Saved data entries
══════════

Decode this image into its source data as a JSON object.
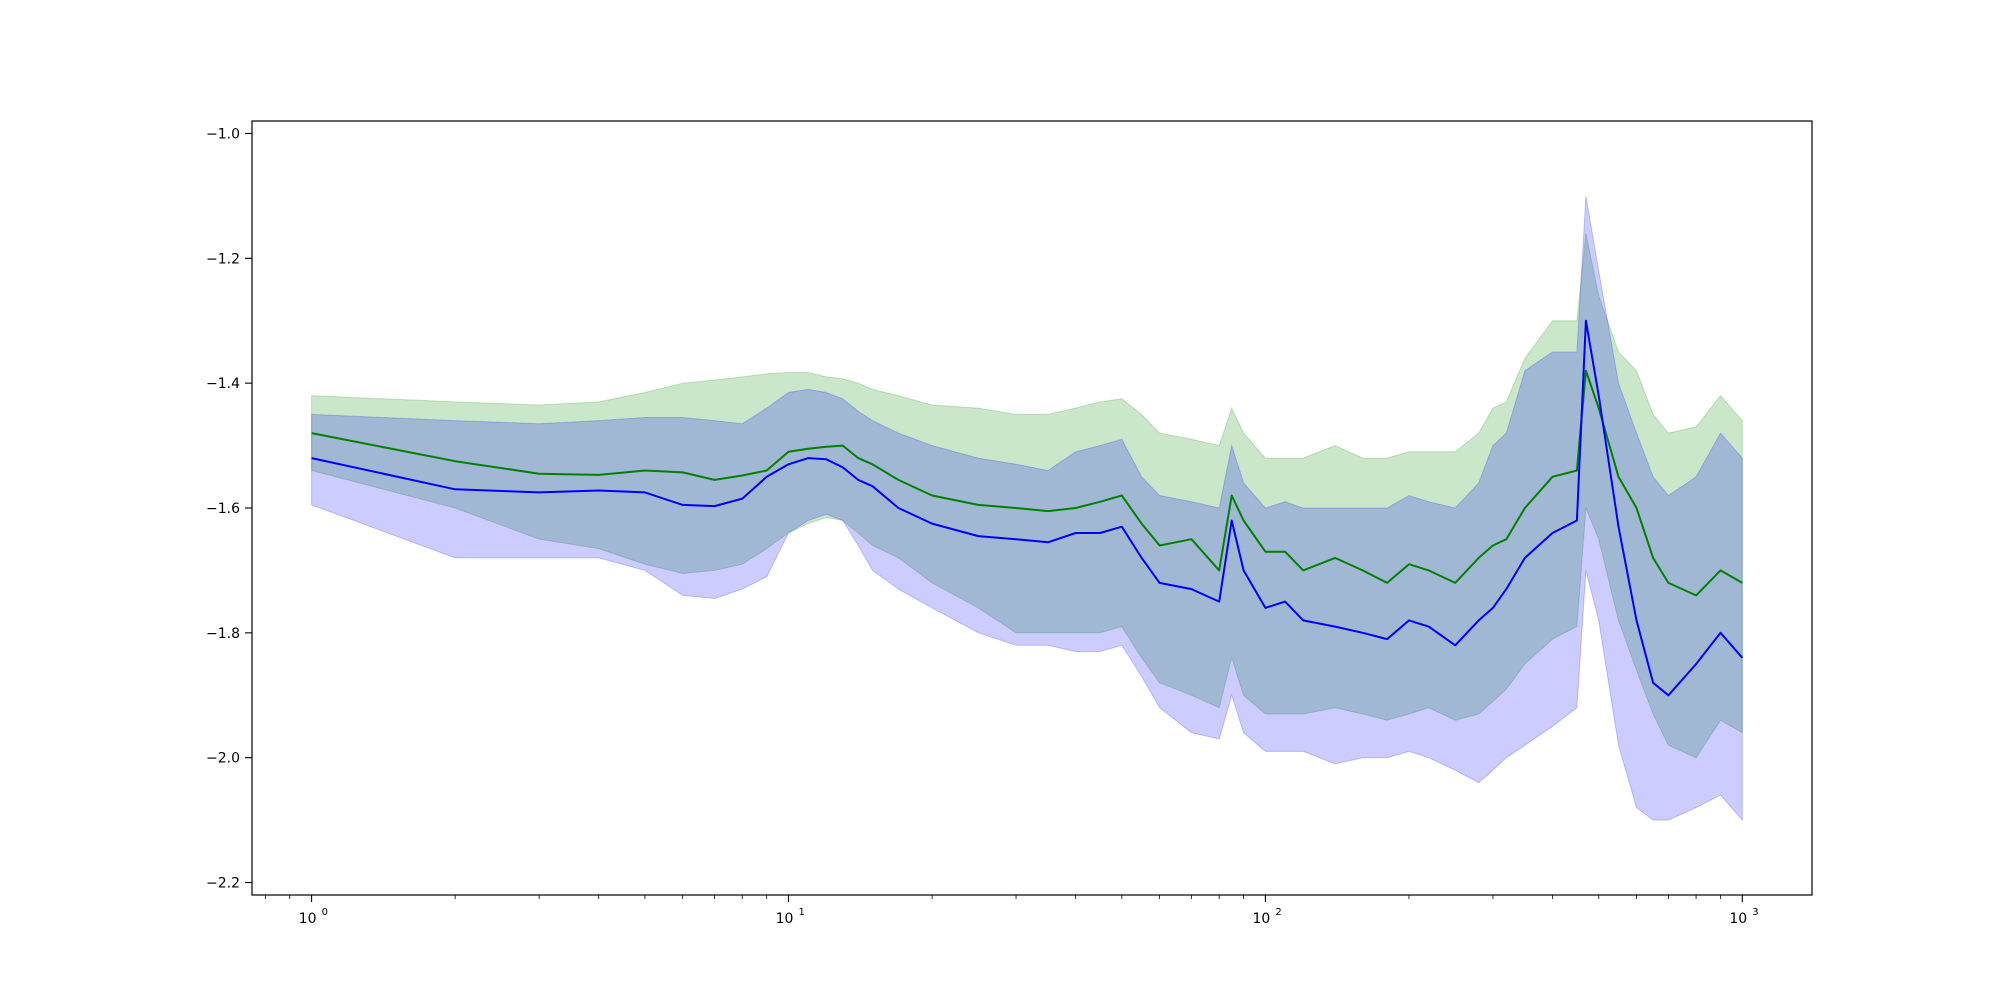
{
  "chart_data": {
    "type": "line",
    "title": "",
    "xlabel": "",
    "ylabel": "",
    "xscale": "log",
    "xlim": [
      0.75,
      1400
    ],
    "ylim": [
      -2.22,
      -0.98
    ],
    "grid": false,
    "legend": "none",
    "x_ticks": [
      {
        "base": "10",
        "exp": "0",
        "value": 1
      },
      {
        "base": "10",
        "exp": "1",
        "value": 10
      },
      {
        "base": "10",
        "exp": "2",
        "value": 100
      },
      {
        "base": "10",
        "exp": "3",
        "value": 1000
      }
    ],
    "y_ticks": [
      {
        "label": "−1.0",
        "value": -1.0
      },
      {
        "label": "−1.2",
        "value": -1.2
      },
      {
        "label": "−1.4",
        "value": -1.4
      },
      {
        "label": "−1.6",
        "value": -1.6
      },
      {
        "label": "−1.8",
        "value": -1.8
      },
      {
        "label": "−2.0",
        "value": -2.0
      },
      {
        "label": "−2.2",
        "value": -2.2
      }
    ],
    "series": [
      {
        "color": "#008000",
        "band_color": "#2ca02c",
        "band_opacity": 0.25,
        "x": [
          1,
          2,
          3,
          4,
          5,
          6,
          7,
          8,
          9,
          10,
          11,
          12,
          13,
          14,
          15,
          17,
          20,
          25,
          30,
          35,
          40,
          45,
          50,
          55,
          60,
          70,
          80,
          85,
          90,
          100,
          110,
          120,
          140,
          160,
          180,
          200,
          220,
          250,
          280,
          300,
          320,
          350,
          400,
          450,
          470,
          500,
          550,
          600,
          650,
          700,
          800,
          900,
          1000
        ],
        "y": [
          -1.48,
          -1.525,
          -1.545,
          -1.547,
          -1.54,
          -1.543,
          -1.555,
          -1.548,
          -1.54,
          -1.51,
          -1.505,
          -1.502,
          -1.5,
          -1.52,
          -1.53,
          -1.555,
          -1.58,
          -1.595,
          -1.6,
          -1.605,
          -1.6,
          -1.59,
          -1.58,
          -1.625,
          -1.66,
          -1.65,
          -1.7,
          -1.58,
          -1.62,
          -1.67,
          -1.67,
          -1.7,
          -1.68,
          -1.7,
          -1.72,
          -1.69,
          -1.7,
          -1.72,
          -1.68,
          -1.66,
          -1.65,
          -1.6,
          -1.55,
          -1.54,
          -1.38,
          -1.44,
          -1.55,
          -1.6,
          -1.68,
          -1.72,
          -1.74,
          -1.7,
          -1.72
        ],
        "lower": [
          -1.54,
          -1.6,
          -1.65,
          -1.665,
          -1.69,
          -1.705,
          -1.7,
          -1.69,
          -1.665,
          -1.64,
          -1.625,
          -1.615,
          -1.62,
          -1.64,
          -1.66,
          -1.68,
          -1.72,
          -1.76,
          -1.8,
          -1.8,
          -1.8,
          -1.8,
          -1.79,
          -1.84,
          -1.88,
          -1.9,
          -1.92,
          -1.84,
          -1.9,
          -1.93,
          -1.93,
          -1.93,
          -1.92,
          -1.93,
          -1.94,
          -1.93,
          -1.92,
          -1.94,
          -1.93,
          -1.91,
          -1.89,
          -1.85,
          -1.81,
          -1.79,
          -1.6,
          -1.65,
          -1.78,
          -1.86,
          -1.93,
          -1.98,
          -2.0,
          -1.94,
          -1.96
        ],
        "upper": [
          -1.42,
          -1.43,
          -1.435,
          -1.43,
          -1.415,
          -1.4,
          -1.395,
          -1.39,
          -1.385,
          -1.383,
          -1.383,
          -1.39,
          -1.393,
          -1.4,
          -1.41,
          -1.42,
          -1.435,
          -1.44,
          -1.45,
          -1.45,
          -1.44,
          -1.43,
          -1.425,
          -1.45,
          -1.48,
          -1.49,
          -1.5,
          -1.44,
          -1.48,
          -1.52,
          -1.52,
          -1.52,
          -1.5,
          -1.52,
          -1.52,
          -1.51,
          -1.51,
          -1.51,
          -1.48,
          -1.44,
          -1.43,
          -1.36,
          -1.3,
          -1.3,
          -1.16,
          -1.26,
          -1.35,
          -1.38,
          -1.45,
          -1.48,
          -1.47,
          -1.42,
          -1.46
        ]
      },
      {
        "color": "#0000ff",
        "band_color": "#0000ff",
        "band_opacity": 0.2,
        "x": [
          1,
          2,
          3,
          4,
          5,
          6,
          7,
          8,
          9,
          10,
          11,
          12,
          13,
          14,
          15,
          17,
          20,
          25,
          30,
          35,
          40,
          45,
          50,
          55,
          60,
          70,
          80,
          85,
          90,
          100,
          110,
          120,
          140,
          160,
          180,
          200,
          220,
          250,
          280,
          300,
          320,
          350,
          400,
          450,
          470,
          500,
          550,
          600,
          650,
          700,
          800,
          900,
          1000
        ],
        "y": [
          -1.52,
          -1.57,
          -1.575,
          -1.572,
          -1.575,
          -1.595,
          -1.597,
          -1.585,
          -1.55,
          -1.53,
          -1.52,
          -1.522,
          -1.535,
          -1.555,
          -1.565,
          -1.6,
          -1.625,
          -1.645,
          -1.65,
          -1.655,
          -1.64,
          -1.64,
          -1.63,
          -1.68,
          -1.72,
          -1.73,
          -1.75,
          -1.62,
          -1.7,
          -1.76,
          -1.75,
          -1.78,
          -1.79,
          -1.8,
          -1.81,
          -1.78,
          -1.79,
          -1.82,
          -1.78,
          -1.76,
          -1.73,
          -1.68,
          -1.64,
          -1.62,
          -1.3,
          -1.42,
          -1.63,
          -1.78,
          -1.88,
          -1.9,
          -1.85,
          -1.8,
          -1.84
        ],
        "lower": [
          -1.595,
          -1.68,
          -1.68,
          -1.68,
          -1.7,
          -1.74,
          -1.745,
          -1.73,
          -1.71,
          -1.64,
          -1.62,
          -1.61,
          -1.62,
          -1.66,
          -1.7,
          -1.73,
          -1.76,
          -1.8,
          -1.82,
          -1.82,
          -1.83,
          -1.83,
          -1.82,
          -1.87,
          -1.92,
          -1.96,
          -1.97,
          -1.9,
          -1.96,
          -1.99,
          -1.99,
          -1.99,
          -2.01,
          -2.0,
          -2.0,
          -1.99,
          -2.0,
          -2.02,
          -2.04,
          -2.02,
          -2.0,
          -1.98,
          -1.95,
          -1.92,
          -1.7,
          -1.78,
          -1.98,
          -2.08,
          -2.1,
          -2.1,
          -2.08,
          -2.06,
          -2.1
        ],
        "upper": [
          -1.45,
          -1.46,
          -1.465,
          -1.46,
          -1.455,
          -1.455,
          -1.46,
          -1.465,
          -1.44,
          -1.415,
          -1.41,
          -1.415,
          -1.425,
          -1.445,
          -1.46,
          -1.48,
          -1.5,
          -1.52,
          -1.53,
          -1.54,
          -1.51,
          -1.5,
          -1.49,
          -1.55,
          -1.58,
          -1.59,
          -1.6,
          -1.5,
          -1.56,
          -1.6,
          -1.59,
          -1.6,
          -1.6,
          -1.6,
          -1.6,
          -1.58,
          -1.59,
          -1.6,
          -1.56,
          -1.5,
          -1.48,
          -1.38,
          -1.35,
          -1.35,
          -1.1,
          -1.22,
          -1.4,
          -1.48,
          -1.55,
          -1.58,
          -1.55,
          -1.48,
          -1.52
        ]
      }
    ]
  }
}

══════════

> **PROBLEM STATEMENT**
Omit every picture, and otherwise quote the entries exactly.

> **FULL ANSWER**
Decode this image into its source data as a JSON object.
{
  "chart_data": {
    "type": "line",
    "title": "",
    "xlabel": "",
    "ylabel": "",
    "xscale": "log",
    "xlim": [
      0.75,
      1400
    ],
    "ylim": [
      -2.22,
      -0.98
    ],
    "grid": false,
    "legend": "none",
    "x_ticks": [
      {
        "base": "10",
        "exp": "0",
        "value": 1
      },
      {
        "base": "10",
        "exp": "1",
        "value": 10
      },
      {
        "base": "10",
        "exp": "2",
        "value": 100
      },
      {
        "base": "10",
        "exp": "3",
        "value": 1000
      }
    ],
    "y_ticks": [
      {
        "label": "−1.0",
        "value": -1.0
      },
      {
        "label": "−1.2",
        "value": -1.2
      },
      {
        "label": "−1.4",
        "value": -1.4
      },
      {
        "label": "−1.6",
        "value": -1.6
      },
      {
        "label": "−1.8",
        "value": -1.8
      },
      {
        "label": "−2.0",
        "value": -2.0
      },
      {
        "label": "−2.2",
        "value": -2.2
      }
    ],
    "series": [
      {
        "color": "#008000",
        "band_color": "#2ca02c",
        "band_opacity": 0.25,
        "x": [
          1,
          2,
          3,
          4,
          5,
          6,
          7,
          8,
          9,
          10,
          11,
          12,
          13,
          14,
          15,
          17,
          20,
          25,
          30,
          35,
          40,
          45,
          50,
          55,
          60,
          70,
          80,
          85,
          90,
          100,
          110,
          120,
          140,
          160,
          180,
          200,
          220,
          250,
          280,
          300,
          320,
          350,
          400,
          450,
          470,
          500,
          550,
          600,
          650,
          700,
          800,
          900,
          1000
        ],
        "y": [
          -1.48,
          -1.525,
          -1.545,
          -1.547,
          -1.54,
          -1.543,
          -1.555,
          -1.548,
          -1.54,
          -1.51,
          -1.505,
          -1.502,
          -1.5,
          -1.52,
          -1.53,
          -1.555,
          -1.58,
          -1.595,
          -1.6,
          -1.605,
          -1.6,
          -1.59,
          -1.58,
          -1.625,
          -1.66,
          -1.65,
          -1.7,
          -1.58,
          -1.62,
          -1.67,
          -1.67,
          -1.7,
          -1.68,
          -1.7,
          -1.72,
          -1.69,
          -1.7,
          -1.72,
          -1.68,
          -1.66,
          -1.65,
          -1.6,
          -1.55,
          -1.54,
          -1.38,
          -1.44,
          -1.55,
          -1.6,
          -1.68,
          -1.72,
          -1.74,
          -1.7,
          -1.72
        ],
        "lower": [
          -1.54,
          -1.6,
          -1.65,
          -1.665,
          -1.69,
          -1.705,
          -1.7,
          -1.69,
          -1.665,
          -1.64,
          -1.625,
          -1.615,
          -1.62,
          -1.64,
          -1.66,
          -1.68,
          -1.72,
          -1.76,
          -1.8,
          -1.8,
          -1.8,
          -1.8,
          -1.79,
          -1.84,
          -1.88,
          -1.9,
          -1.92,
          -1.84,
          -1.9,
          -1.93,
          -1.93,
          -1.93,
          -1.92,
          -1.93,
          -1.94,
          -1.93,
          -1.92,
          -1.94,
          -1.93,
          -1.91,
          -1.89,
          -1.85,
          -1.81,
          -1.79,
          -1.6,
          -1.65,
          -1.78,
          -1.86,
          -1.93,
          -1.98,
          -2.0,
          -1.94,
          -1.96
        ],
        "upper": [
          -1.42,
          -1.43,
          -1.435,
          -1.43,
          -1.415,
          -1.4,
          -1.395,
          -1.39,
          -1.385,
          -1.383,
          -1.383,
          -1.39,
          -1.393,
          -1.4,
          -1.41,
          -1.42,
          -1.435,
          -1.44,
          -1.45,
          -1.45,
          -1.44,
          -1.43,
          -1.425,
          -1.45,
          -1.48,
          -1.49,
          -1.5,
          -1.44,
          -1.48,
          -1.52,
          -1.52,
          -1.52,
          -1.5,
          -1.52,
          -1.52,
          -1.51,
          -1.51,
          -1.51,
          -1.48,
          -1.44,
          -1.43,
          -1.36,
          -1.3,
          -1.3,
          -1.16,
          -1.26,
          -1.35,
          -1.38,
          -1.45,
          -1.48,
          -1.47,
          -1.42,
          -1.46
        ]
      },
      {
        "color": "#0000ff",
        "band_color": "#0000ff",
        "band_opacity": 0.2,
        "x": [
          1,
          2,
          3,
          4,
          5,
          6,
          7,
          8,
          9,
          10,
          11,
          12,
          13,
          14,
          15,
          17,
          20,
          25,
          30,
          35,
          40,
          45,
          50,
          55,
          60,
          70,
          80,
          85,
          90,
          100,
          110,
          120,
          140,
          160,
          180,
          200,
          220,
          250,
          280,
          300,
          320,
          350,
          400,
          450,
          470,
          500,
          550,
          600,
          650,
          700,
          800,
          900,
          1000
        ],
        "y": [
          -1.52,
          -1.57,
          -1.575,
          -1.572,
          -1.575,
          -1.595,
          -1.597,
          -1.585,
          -1.55,
          -1.53,
          -1.52,
          -1.522,
          -1.535,
          -1.555,
          -1.565,
          -1.6,
          -1.625,
          -1.645,
          -1.65,
          -1.655,
          -1.64,
          -1.64,
          -1.63,
          -1.68,
          -1.72,
          -1.73,
          -1.75,
          -1.62,
          -1.7,
          -1.76,
          -1.75,
          -1.78,
          -1.79,
          -1.8,
          -1.81,
          -1.78,
          -1.79,
          -1.82,
          -1.78,
          -1.76,
          -1.73,
          -1.68,
          -1.64,
          -1.62,
          -1.3,
          -1.42,
          -1.63,
          -1.78,
          -1.88,
          -1.9,
          -1.85,
          -1.8,
          -1.84
        ],
        "lower": [
          -1.595,
          -1.68,
          -1.68,
          -1.68,
          -1.7,
          -1.74,
          -1.745,
          -1.73,
          -1.71,
          -1.64,
          -1.62,
          -1.61,
          -1.62,
          -1.66,
          -1.7,
          -1.73,
          -1.76,
          -1.8,
          -1.82,
          -1.82,
          -1.83,
          -1.83,
          -1.82,
          -1.87,
          -1.92,
          -1.96,
          -1.97,
          -1.9,
          -1.96,
          -1.99,
          -1.99,
          -1.99,
          -2.01,
          -2.0,
          -2.0,
          -1.99,
          -2.0,
          -2.02,
          -2.04,
          -2.02,
          -2.0,
          -1.98,
          -1.95,
          -1.92,
          -1.7,
          -1.78,
          -1.98,
          -2.08,
          -2.1,
          -2.1,
          -2.08,
          -2.06,
          -2.1
        ],
        "upper": [
          -1.45,
          -1.46,
          -1.465,
          -1.46,
          -1.455,
          -1.455,
          -1.46,
          -1.465,
          -1.44,
          -1.415,
          -1.41,
          -1.415,
          -1.425,
          -1.445,
          -1.46,
          -1.48,
          -1.5,
          -1.52,
          -1.53,
          -1.54,
          -1.51,
          -1.5,
          -1.49,
          -1.55,
          -1.58,
          -1.59,
          -1.6,
          -1.5,
          -1.56,
          -1.6,
          -1.59,
          -1.6,
          -1.6,
          -1.6,
          -1.6,
          -1.58,
          -1.59,
          -1.6,
          -1.56,
          -1.5,
          -1.48,
          -1.38,
          -1.35,
          -1.35,
          -1.1,
          -1.22,
          -1.4,
          -1.48,
          -1.55,
          -1.58,
          -1.55,
          -1.48,
          -1.52
        ]
      }
    ]
  }
}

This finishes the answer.